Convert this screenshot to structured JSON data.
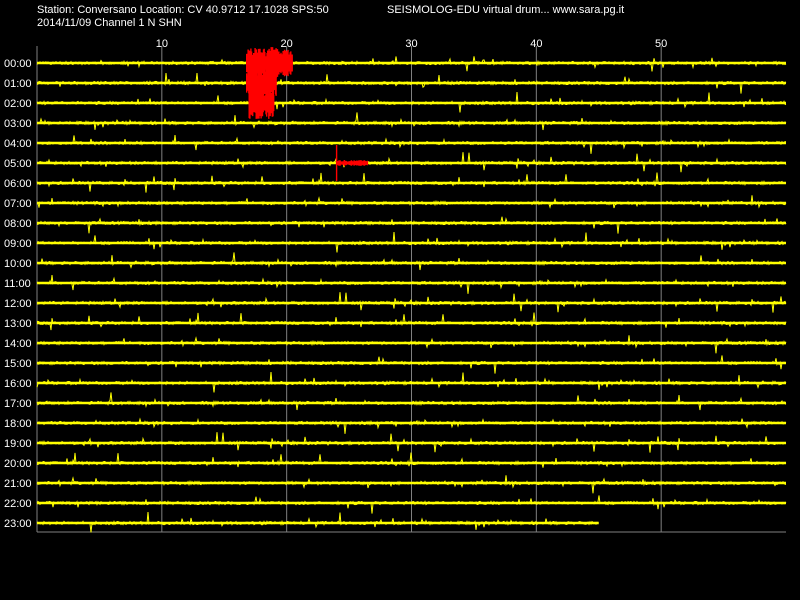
{
  "header": {
    "station_info": "Station: Conversano Location: CV 40.9712 17.1028 SPS:50",
    "product": "SEISMOLOG-EDU virtual drum... www.sara.pg.it",
    "date_channel": "2014/11/09  Channel 1 N SHN"
  },
  "chart_data": {
    "type": "line",
    "title": "",
    "xlabel": "",
    "ylabel": "",
    "xlim": [
      0,
      60
    ],
    "x_ticks": [
      10,
      20,
      30,
      40,
      50
    ],
    "rows": [
      "00:00",
      "01:00",
      "02:00",
      "03:00",
      "04:00",
      "05:00",
      "06:00",
      "07:00",
      "08:00",
      "09:00",
      "10:00",
      "11:00",
      "12:00",
      "13:00",
      "14:00",
      "15:00",
      "16:00",
      "17:00",
      "18:00",
      "19:00",
      "20:00",
      "21:00",
      "22:00",
      "23:00"
    ],
    "last_row_end_minute": 45,
    "grid": true,
    "colors": {
      "background": "#000000",
      "trace": "#ffff00",
      "event": "#ff0000",
      "grid": "#808080",
      "text": "#ffffff"
    },
    "events": [
      {
        "row": "00:00",
        "start_minute": 16.8,
        "end_minute": 20.5,
        "label": ""
      },
      {
        "row": "01:00",
        "start_minute": 16.8,
        "end_minute": 19.2,
        "label": ""
      },
      {
        "row": "02:00",
        "start_minute": 17.0,
        "end_minute": 19.0,
        "label": ""
      },
      {
        "row": "05:00",
        "start_minute": 24.0,
        "end_minute": 26.5,
        "label": ""
      }
    ]
  }
}
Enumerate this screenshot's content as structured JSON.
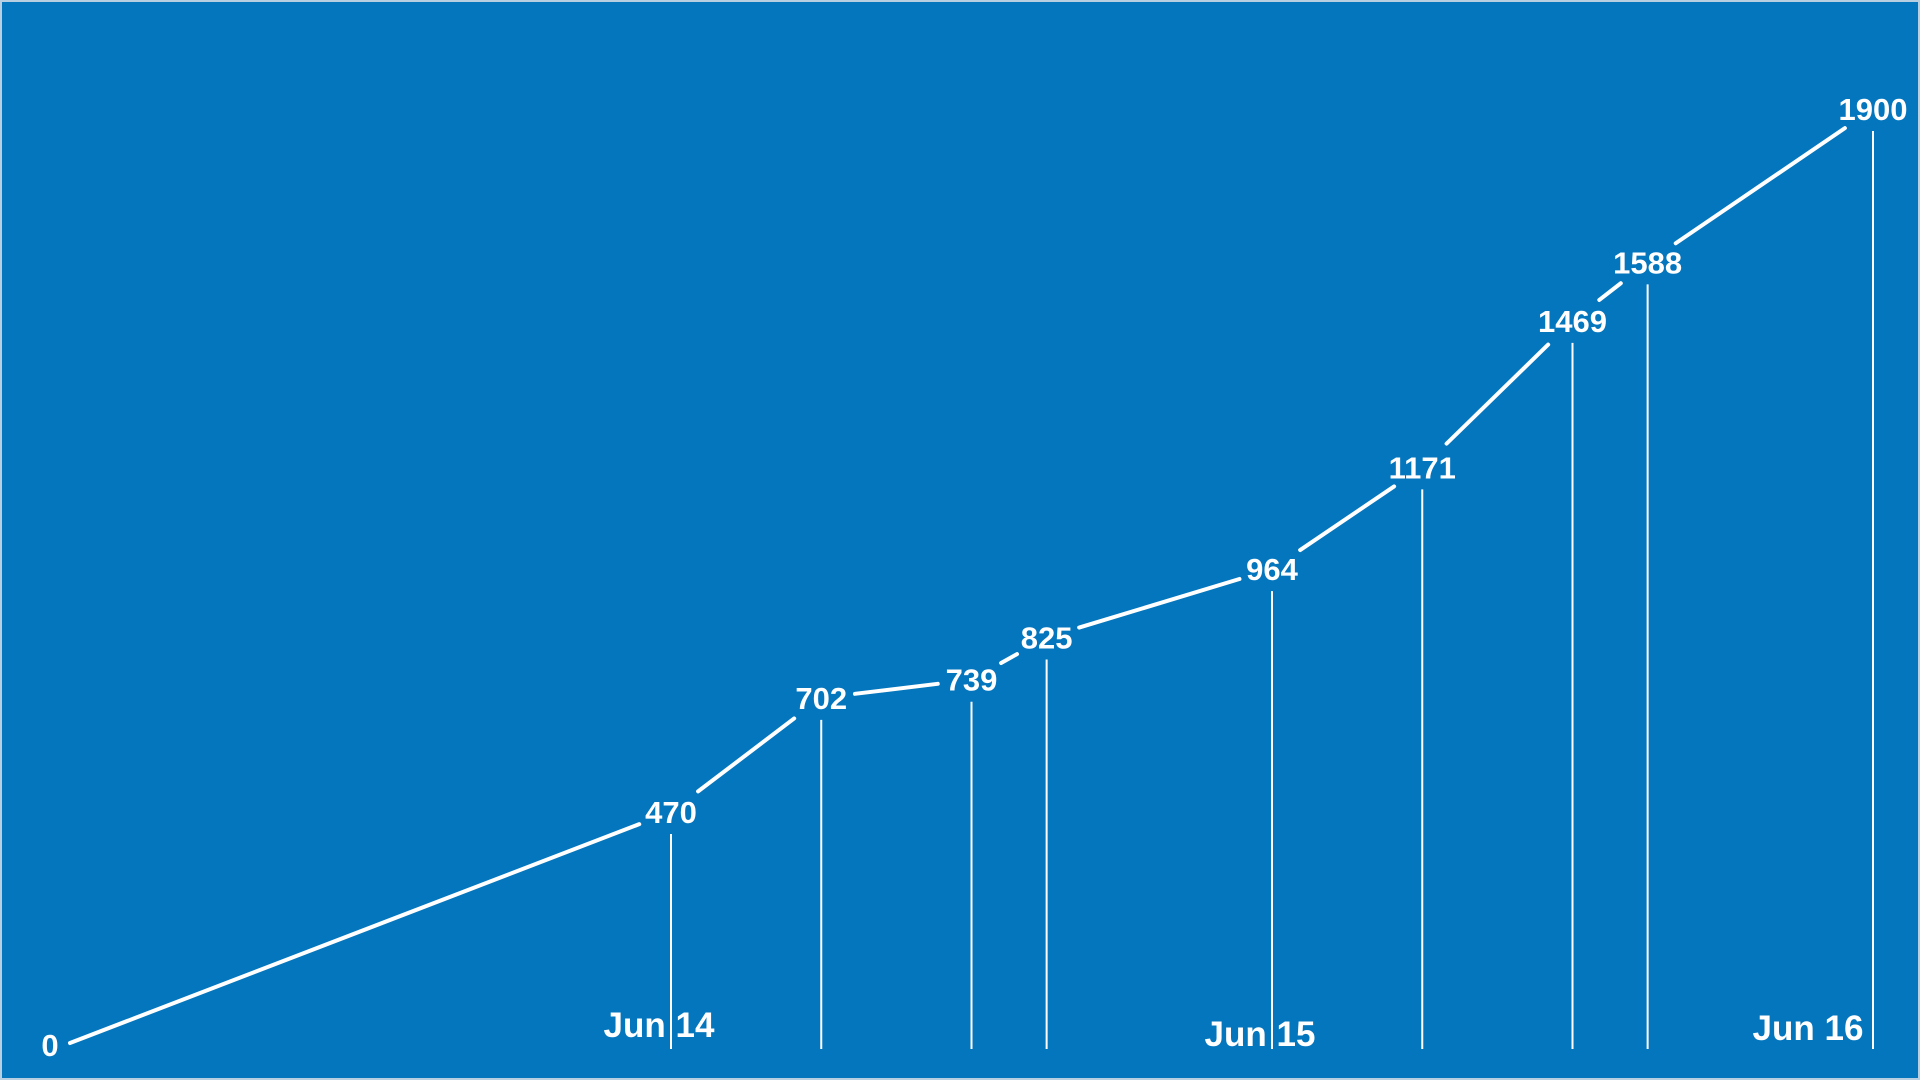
{
  "chart_data": {
    "type": "line",
    "background_color": "#0476be",
    "line_color": "#ffffff",
    "label_color": "#ffffff",
    "grid": false,
    "legend": "none",
    "series": [
      {
        "points": [
          {
            "x": "2019-06-13 00:00",
            "y": 0,
            "label": "0"
          },
          {
            "x": "2019-06-14 00:00",
            "y": 470,
            "label": "470"
          },
          {
            "x": "2019-06-14 06:00",
            "y": 702,
            "label": "702"
          },
          {
            "x": "2019-06-14 12:00",
            "y": 739,
            "label": "739"
          },
          {
            "x": "2019-06-14 15:00",
            "y": 825,
            "label": "825"
          },
          {
            "x": "2019-06-15 00:00",
            "y": 964,
            "label": "964"
          },
          {
            "x": "2019-06-15 06:00",
            "y": 1171,
            "label": "1171"
          },
          {
            "x": "2019-06-15 12:00",
            "y": 1469,
            "label": "1469"
          },
          {
            "x": "2019-06-15 15:00",
            "y": 1588,
            "label": "1588"
          },
          {
            "x": "2019-06-16 00:00",
            "y": 1900,
            "label": "1900"
          }
        ]
      }
    ],
    "x_date_labels": [
      {
        "x": "2019-06-14 00:00",
        "text": "Jun 14"
      },
      {
        "x": "2019-06-15 00:00",
        "text": "Jun 15"
      },
      {
        "x": "2019-06-16 00:00",
        "text": "Jun 16"
      }
    ],
    "xlim": [
      "2019-06-13 00:00",
      "2019-06-16 00:00"
    ],
    "ylim": [
      0,
      1900
    ]
  }
}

☆ ☆ ☆ ☆ ☆

→ **PROBLEM DESCRIPTION**
Pull out all lines from the entries above in which the word "screenshot" appears.

→ **RESULT OF THIS EXERCISE**
Convert this screenshot to structured JSON data.
Enumerate this screenshot's content as structured JSON.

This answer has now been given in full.